* [Directions]:
Pick out every line holding the string "forum" and copy it.

* [A run of records]:
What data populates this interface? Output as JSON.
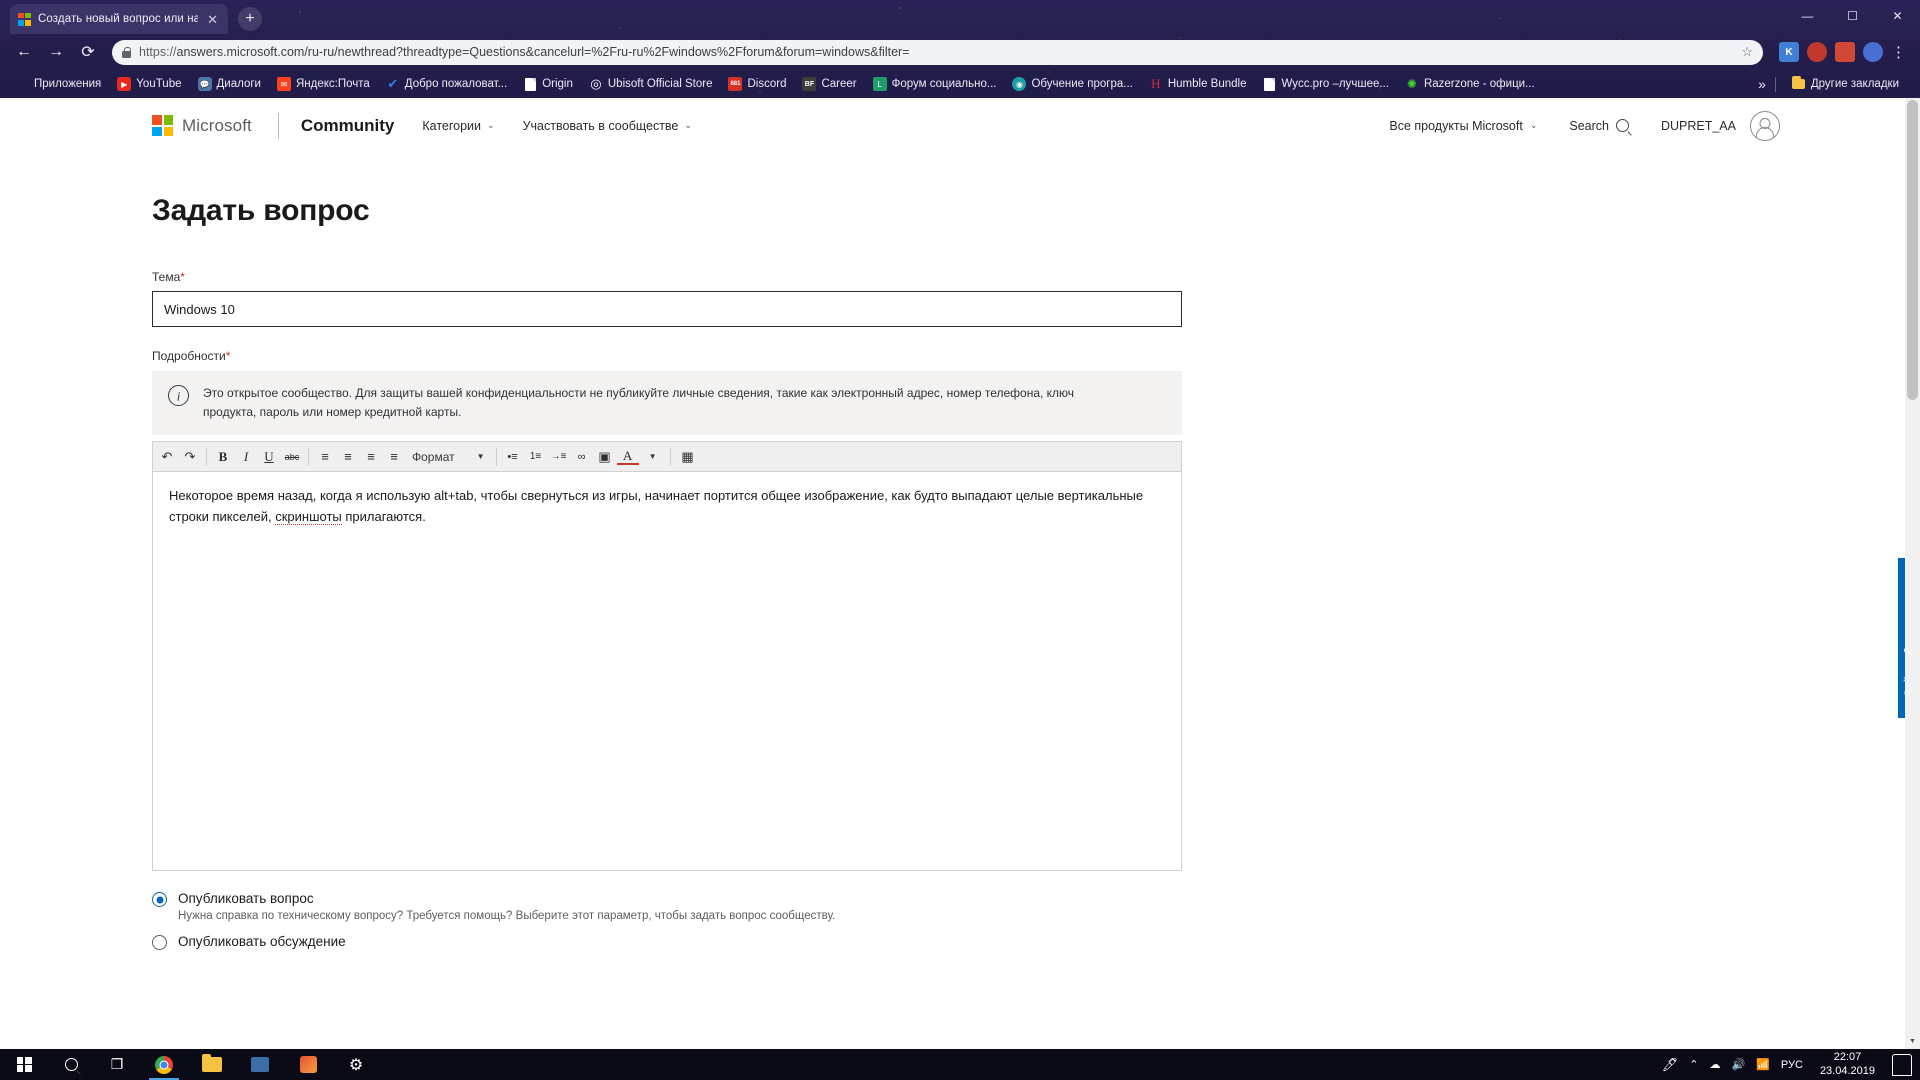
{
  "browser": {
    "tab": {
      "title": "Создать новый вопрос или нач",
      "favicon": "microsoft-logo-icon",
      "close": "✕"
    },
    "new_tab": "+",
    "window_controls": {
      "minimize": "—",
      "maximize": "☐",
      "close": "✕"
    },
    "nav": {
      "back": "←",
      "forward": "→",
      "reload": "⟳"
    },
    "url": {
      "scheme": "https://",
      "rest": "answers.microsoft.com/ru-ru/newthread?threadtype=Questions&cancelurl=%2Fru-ru%2Fwindows%2Fforum&forum=windows&filter=",
      "full": "https://answers.microsoft.com/ru-ru/newthread?threadtype=Questions&cancelurl=%2Fru-ru%2Fwindows%2Fforum&forum=windows&filter=",
      "bookmark_star": "☆",
      "lock": "lock-icon"
    },
    "extensions": [
      {
        "name": "extension-k",
        "label": "K",
        "color": "#3f7fd4"
      },
      {
        "name": "extension-adblock",
        "label": "●",
        "color": "#c0392b"
      },
      {
        "name": "extension-red",
        "label": "▲",
        "color": "#d14836"
      },
      {
        "name": "extension-blue",
        "label": "◆",
        "color": "#4a6fd4"
      }
    ],
    "menu": "⋮",
    "bookmarks": [
      {
        "label": "Приложения",
        "icon": "apps-grid-icon"
      },
      {
        "label": "YouTube",
        "icon": "youtube-icon"
      },
      {
        "label": "Диалоги",
        "icon": "dialogs-icon"
      },
      {
        "label": "Яндекс:Почта",
        "icon": "yandex-mail-icon"
      },
      {
        "label": "Добро пожаловат...",
        "icon": "checkmark-icon"
      },
      {
        "label": "Origin",
        "icon": "document-icon"
      },
      {
        "label": "Ubisoft Official Store",
        "icon": "ubisoft-icon"
      },
      {
        "label": "Discord",
        "icon": "discord-icon"
      },
      {
        "label": "Career",
        "icon": "bf-icon"
      },
      {
        "label": "Форум социально...",
        "icon": "forum-icon"
      },
      {
        "label": "Обучение програ...",
        "icon": "learning-icon"
      },
      {
        "label": "Humble Bundle",
        "icon": "humble-bundle-icon"
      },
      {
        "label": "Wycc.pro –лучшее...",
        "icon": "document-icon"
      },
      {
        "label": "Razerzone - офици...",
        "icon": "razer-icon"
      }
    ],
    "bookmarks_overflow": "»",
    "other_bookmarks": {
      "label": "Другие закладки",
      "icon": "folder-icon"
    }
  },
  "site_header": {
    "logo_word": "Microsoft",
    "brand": "Community",
    "nav": [
      {
        "label": "Категории",
        "caret": "⌄"
      },
      {
        "label": "Участвовать в сообществе",
        "caret": "⌄"
      }
    ],
    "all_products": {
      "label": "Все продукты Microsoft",
      "caret": "⌄"
    },
    "search": {
      "label": "Search",
      "icon": "search-icon"
    },
    "user": "DUPRET_AA",
    "avatar": "user-avatar-icon"
  },
  "main": {
    "title": "Задать вопрос",
    "subject": {
      "label": "Тема",
      "required": "*",
      "value": "Windows 10",
      "placeholder": ""
    },
    "details": {
      "label": "Подробности",
      "required": "*",
      "notice": "Это открытое сообщество. Для защиты вашей конфиденциальности не публикуйте личные сведения, такие как электронный адрес, номер телефона, ключ продукта, пароль или номер кредитной карты.",
      "notice_icon": "info-icon",
      "body_part1": "Некоторое время назад, когда я использую alt+tab, чтобы свернуться из игры, начинает портится общее изображение, как будто выпадают целые вертикальные строки пикселей, ",
      "body_spell": "скриншоты",
      "body_part2": " прилагаются."
    },
    "toolbar": [
      {
        "name": "undo-icon",
        "glyph": "↶"
      },
      {
        "name": "redo-icon",
        "glyph": "↷"
      },
      {
        "name": "bold-icon",
        "glyph": "B"
      },
      {
        "name": "italic-icon",
        "glyph": "I"
      },
      {
        "name": "underline-icon",
        "glyph": "U"
      },
      {
        "name": "strikethrough-icon",
        "glyph": "abc"
      },
      {
        "name": "align-left-icon",
        "glyph": "≡"
      },
      {
        "name": "align-center-icon",
        "glyph": "≡"
      },
      {
        "name": "align-right-icon",
        "glyph": "≡"
      },
      {
        "name": "align-justify-icon",
        "glyph": "≡"
      },
      {
        "name": "bullet-list-icon",
        "glyph": "•≡"
      },
      {
        "name": "numbered-list-icon",
        "glyph": "1≡"
      },
      {
        "name": "indent-icon",
        "glyph": "→≡"
      },
      {
        "name": "link-icon",
        "glyph": "∞"
      },
      {
        "name": "image-icon",
        "glyph": "▣"
      },
      {
        "name": "text-color-icon",
        "glyph": "A"
      },
      {
        "name": "table-icon",
        "glyph": "▦"
      }
    ],
    "format_dropdown": {
      "label": "Формат",
      "caret": "▼"
    },
    "color_caret": "▼",
    "options": [
      {
        "label": "Опубликовать вопрос",
        "description": "Нужна справка по техническому вопросу? Требуется помощь? Выберите этот параметр, чтобы задать вопрос сообществу.",
        "selected": true
      },
      {
        "label": "Опубликовать обсуждение",
        "description": "",
        "selected": false
      }
    ],
    "feedback_tab": "Сайт - обратная связь",
    "accent_color": "#0067b8"
  },
  "taskbar": {
    "start": "windows-start-icon",
    "search": "🔍",
    "task_view": "⧉",
    "apps": [
      {
        "name": "chrome-app-icon",
        "active": true
      },
      {
        "name": "file-explorer-icon",
        "active": false
      },
      {
        "name": "media-app-icon",
        "active": false
      },
      {
        "name": "photos-app-icon",
        "active": false
      },
      {
        "name": "settings-app-icon",
        "active": false
      }
    ],
    "tray": {
      "pen": "🖊",
      "chevron": "⌃",
      "onedrive": "☁",
      "volume": "🔊",
      "network": "📶",
      "language": "РУС",
      "time": "22:07",
      "date": "23.04.2019",
      "notifications": "notification-icon"
    }
  }
}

* [Answer]:
      "rest": "answers.microsoft.com/ru-ru/newthread?threadtype=Questions&cancelurl=%2Fru-ru%2Fwindows%2Fforum&forum=windows&filter=",
      "full": "https://answers.microsoft.com/ru-ru/newthread?threadtype=Questions&cancelurl=%2Fru-ru%2Fwindows%2Fforum&forum=windows&filter=",
        "icon": "forum-icon"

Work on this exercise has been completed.